*DIRECTION:* In the listing below, identify each line with the word "name" and return those lines.

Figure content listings
---*---
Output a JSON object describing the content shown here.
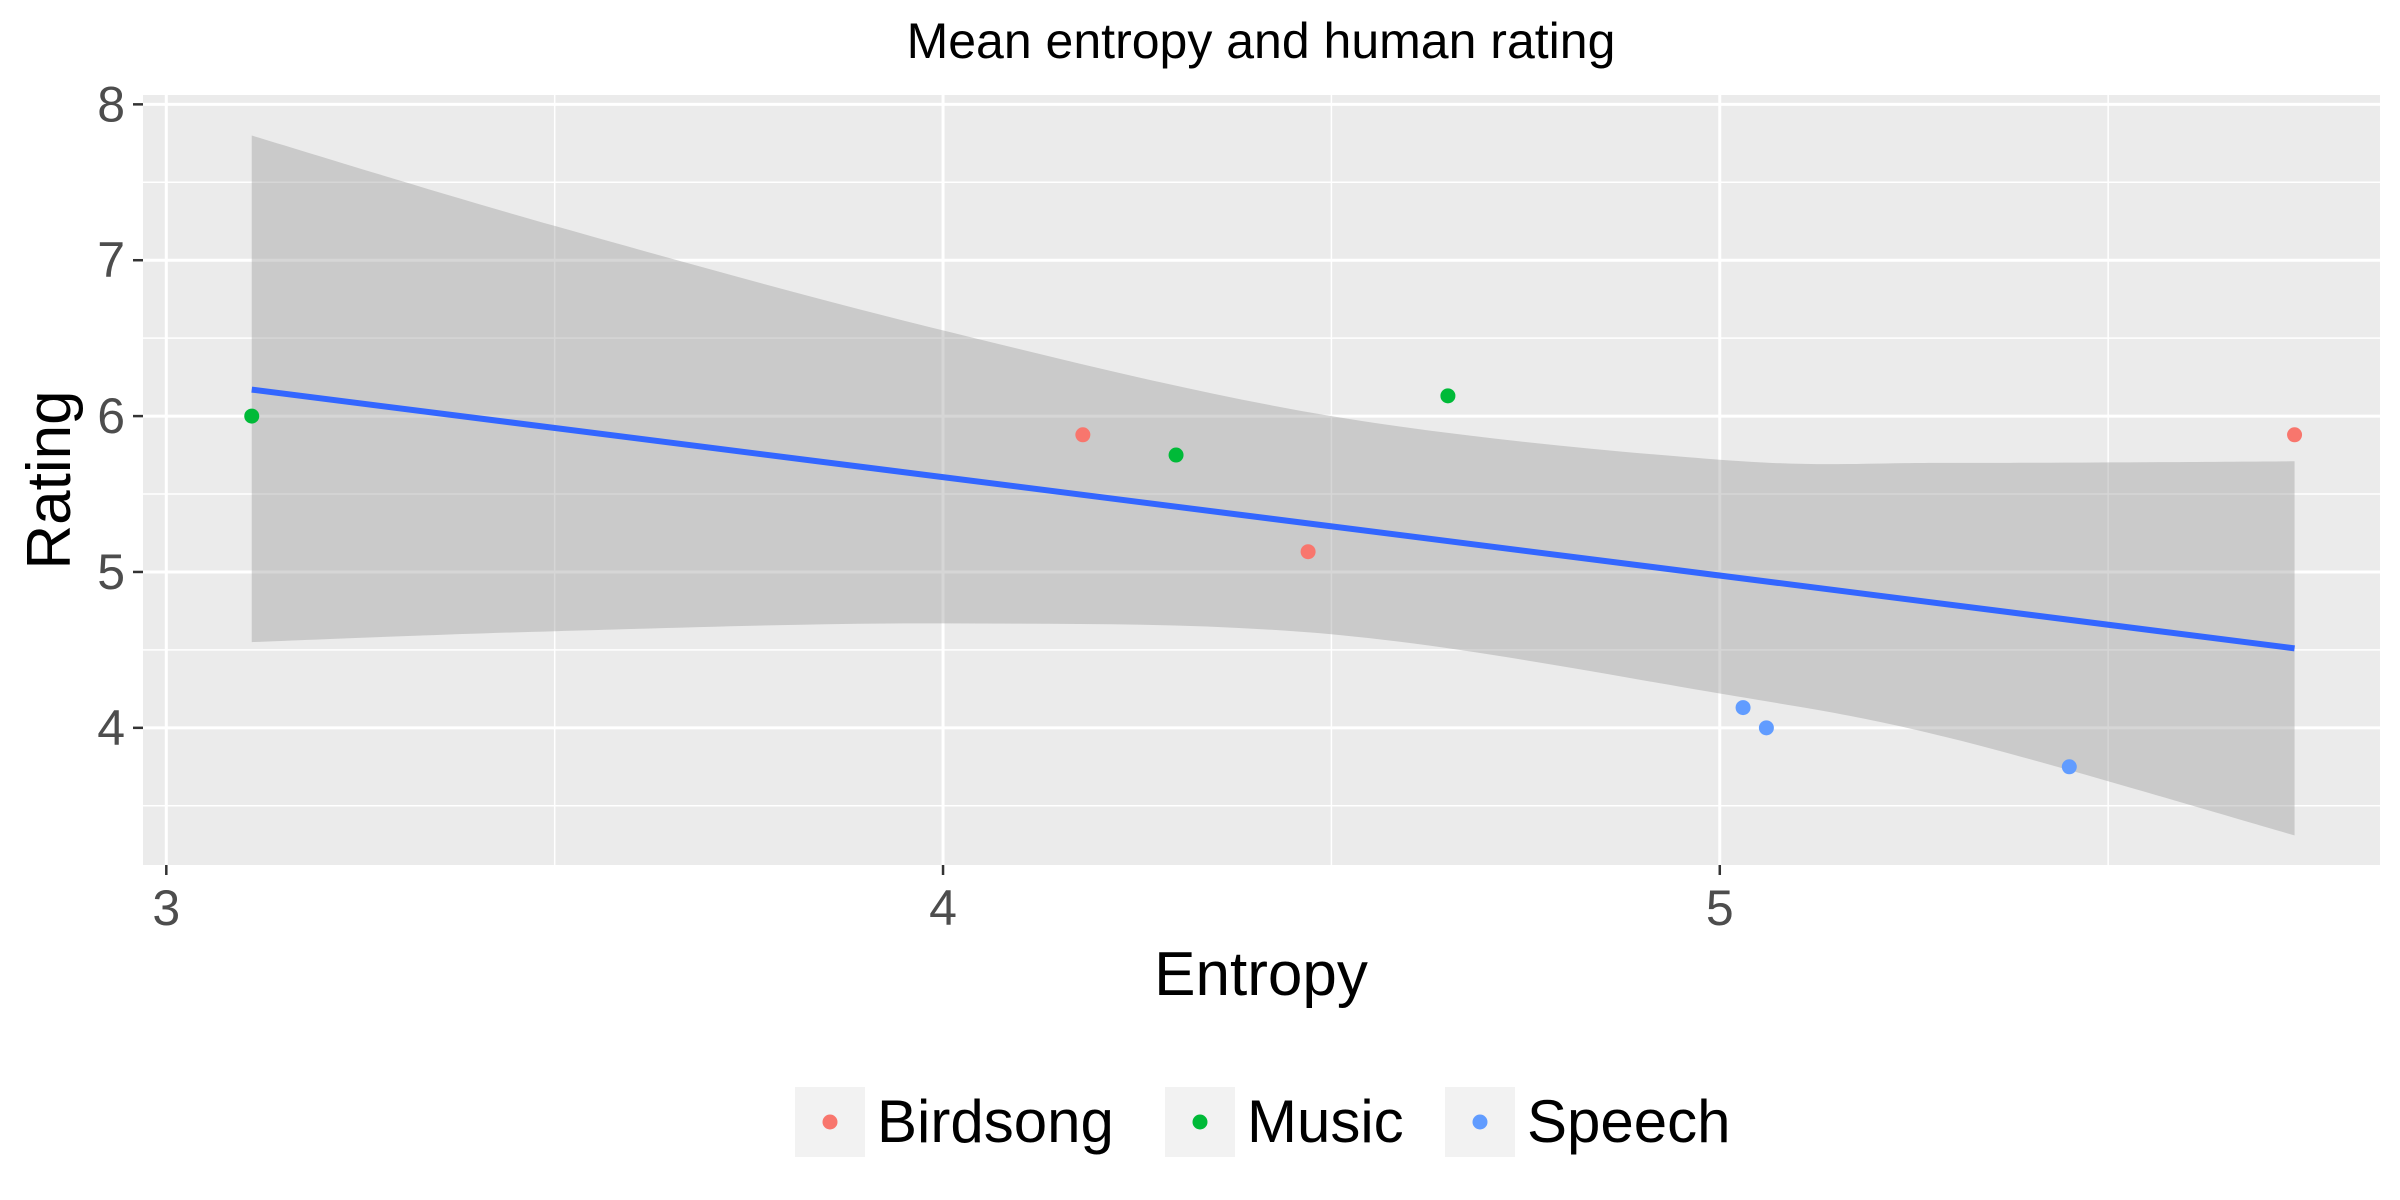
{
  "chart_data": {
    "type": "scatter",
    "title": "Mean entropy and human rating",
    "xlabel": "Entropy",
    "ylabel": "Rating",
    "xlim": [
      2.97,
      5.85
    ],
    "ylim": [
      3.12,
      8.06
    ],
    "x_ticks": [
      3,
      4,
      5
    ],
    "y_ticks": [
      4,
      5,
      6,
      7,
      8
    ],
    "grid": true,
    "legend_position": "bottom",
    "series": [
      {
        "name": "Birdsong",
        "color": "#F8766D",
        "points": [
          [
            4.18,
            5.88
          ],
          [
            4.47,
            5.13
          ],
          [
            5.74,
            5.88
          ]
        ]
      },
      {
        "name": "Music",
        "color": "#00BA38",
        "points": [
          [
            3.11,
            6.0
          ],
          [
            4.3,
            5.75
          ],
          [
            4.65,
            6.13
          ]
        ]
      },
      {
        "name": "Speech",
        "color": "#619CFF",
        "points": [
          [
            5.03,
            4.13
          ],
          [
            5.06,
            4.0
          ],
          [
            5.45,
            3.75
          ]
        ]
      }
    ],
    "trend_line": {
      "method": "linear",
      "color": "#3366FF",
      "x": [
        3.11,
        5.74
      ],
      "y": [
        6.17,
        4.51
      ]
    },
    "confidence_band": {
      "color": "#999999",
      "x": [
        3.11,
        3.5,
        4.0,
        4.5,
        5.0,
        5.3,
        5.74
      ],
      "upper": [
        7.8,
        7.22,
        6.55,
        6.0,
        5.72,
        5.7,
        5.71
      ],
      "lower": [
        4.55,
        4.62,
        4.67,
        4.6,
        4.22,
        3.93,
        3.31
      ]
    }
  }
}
---*---
*REPLY:*
        "name": "Birdsong",
        "name": "Music",
        "name": "Speech",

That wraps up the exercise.